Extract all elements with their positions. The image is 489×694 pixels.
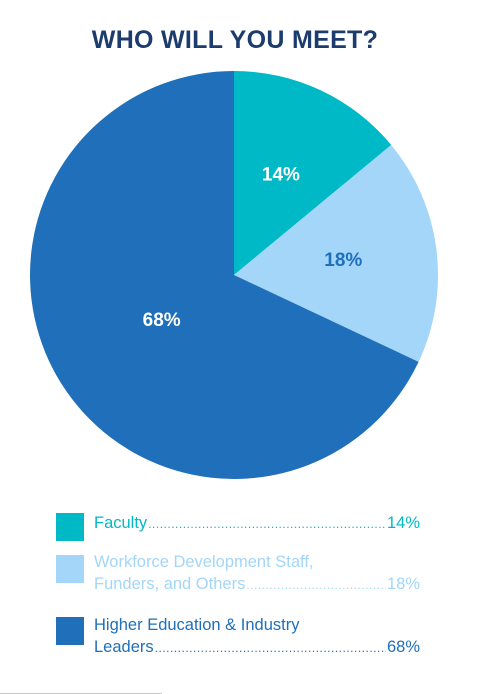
- pie-slice-label-1: 18%: [324, 250, 362, 271]
- legend-label-faculty: Faculty: [94, 514, 148, 532]
- legend-leader-dots: [155, 637, 386, 659]
- legend-value-leaders: 68%: [386, 638, 420, 656]
- pie-chart: 14% 18% 68%: [29, 71, 438, 479]
- legend-label-workforce-line1: Workforce Development Staff,: [94, 553, 314, 571]
- legend-label-workforce-line2: Funders, and Others: [94, 575, 246, 593]
- legend-item-leaders: Higher Education & Industry Leaders 68%: [56, 614, 420, 662]
- chart-title: WHO WILL YOU MEET?: [91, 26, 379, 54]
- legend-leader-dots: [246, 574, 386, 596]
- pie-slice-1: [234, 144, 438, 362]
- legend-value-workforce: 18%: [386, 575, 420, 593]
- pie-slice-label-0: 14%: [262, 164, 300, 185]
- legend-swatch-leaders: [56, 617, 84, 645]
- legend-leader-dots: [148, 513, 386, 535]
- pie-slice-label-2: 68%: [143, 310, 181, 331]
- legend-label-leaders-line2: Leaders: [94, 638, 154, 656]
- pie-slice-0: [234, 71, 392, 275]
- legend-item-workforce: Workforce Development Staff, Funders, an…: [56, 550, 420, 598]
- legend-value-faculty: 14%: [386, 514, 420, 532]
- legend-item-faculty: Faculty 14%: [56, 510, 420, 541]
- pie-slice-2: [29, 71, 419, 479]
- legend-swatch-faculty: [56, 513, 84, 541]
- legend-label-leaders-line1: Higher Education & Industry: [94, 616, 300, 634]
- legend-swatch-workforce: [56, 555, 84, 583]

□ □ □ □

■ **WHAT YOU HAVE TO DO**: Copy every line of the data above word for word, leaving out the picture.

■ **EXERCISE RESULT**:
Extract all elements with their positions. The image is 489×694 pixels.
- pie-slice-label-1: 18%: [324, 250, 362, 271]
- legend-label-faculty: Faculty: [94, 514, 148, 532]
- legend-leader-dots: [155, 637, 386, 659]
- legend-value-leaders: 68%: [386, 638, 420, 656]
- pie-chart: 14% 18% 68%: [29, 71, 438, 479]
- legend-label-workforce-line1: Workforce Development Staff,: [94, 553, 314, 571]
- legend-label-workforce-line2: Funders, and Others: [94, 575, 246, 593]
- legend-item-leaders: Higher Education & Industry Leaders 68%: [56, 614, 420, 662]
- chart-title: WHO WILL YOU MEET?: [91, 26, 379, 54]
- legend-leader-dots: [246, 574, 386, 596]
- pie-slice-1: [234, 144, 438, 362]
- legend-value-workforce: 18%: [386, 575, 420, 593]
- pie-slice-label-0: 14%: [262, 164, 300, 185]
- legend-swatch-leaders: [56, 617, 84, 645]
- legend-leader-dots: [148, 513, 386, 535]
- pie-slice-label-2: 68%: [143, 310, 181, 331]
- legend-label-leaders-line2: Leaders: [94, 638, 154, 656]
- pie-slice-0: [234, 71, 392, 275]
- legend-item-workforce: Workforce Development Staff, Funders, an…: [56, 550, 420, 598]
- legend-value-faculty: 14%: [386, 514, 420, 532]
- legend-item-faculty: Faculty 14%: [56, 510, 420, 541]
- pie-slice-2: [29, 71, 419, 479]
- legend-swatch-faculty: [56, 513, 84, 541]
- legend-label-leaders-line1: Higher Education & Industry: [94, 616, 300, 634]
- legend-swatch-workforce: [56, 555, 84, 583]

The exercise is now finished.